What you will do:
Pull out every line in the data that has the string "label" in it.

The records:
▼▼▼

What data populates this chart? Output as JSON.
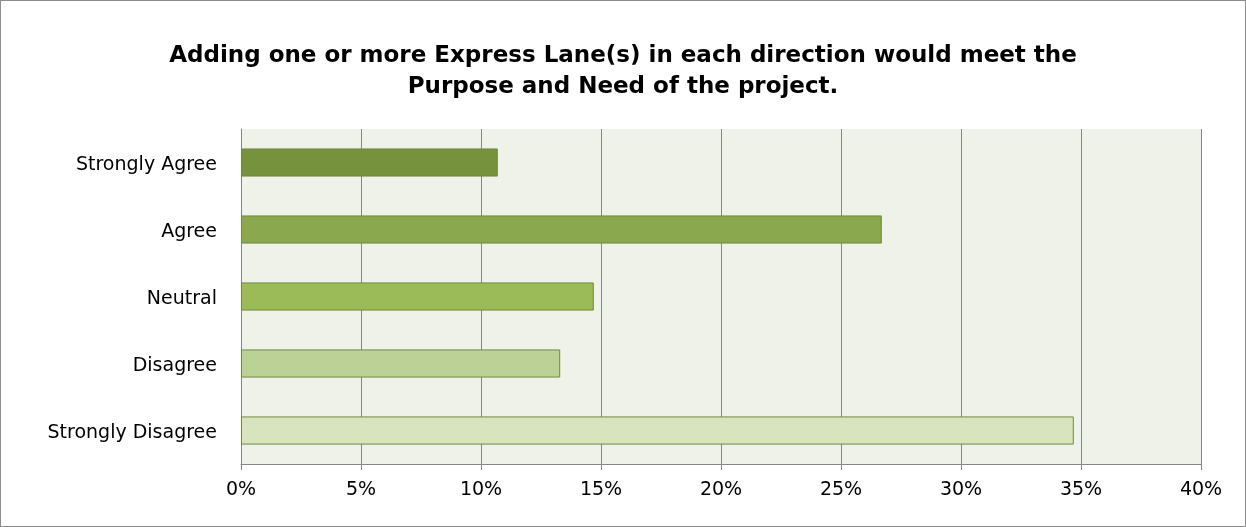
{
  "chart_data": {
    "type": "bar",
    "orientation": "horizontal",
    "title": "Adding one or more Express Lane(s) in each direction would meet the\nPurpose and Need of the project.",
    "categories": [
      "Strongly Agree",
      "Agree",
      "Neutral",
      "Disagree",
      "Strongly Disagree"
    ],
    "values": [
      10.7,
      26.7,
      14.7,
      13.3,
      34.7
    ],
    "colors": [
      "#76923c",
      "#8aa84d",
      "#9bbb59",
      "#bcd196",
      "#d7e4bd"
    ],
    "xlim": [
      0,
      40
    ],
    "xticks": [
      {
        "value": 0,
        "label": "0%"
      },
      {
        "value": 5,
        "label": "5%"
      },
      {
        "value": 10,
        "label": "10%"
      },
      {
        "value": 15,
        "label": "15%"
      },
      {
        "value": 20,
        "label": "20%"
      },
      {
        "value": 25,
        "label": "25%"
      },
      {
        "value": 30,
        "label": "30%"
      },
      {
        "value": 35,
        "label": "35%"
      },
      {
        "value": 40,
        "label": "40%"
      }
    ],
    "grid": "x"
  }
}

▲▲▲

The output:
        "label": "0%"
        "label": "5%"
        "label": "10%"
        "label": "15%"
        "label": "20%"
        "label": "25%"
        "label": "30%"
        "label": "35%"
        "label": "40%"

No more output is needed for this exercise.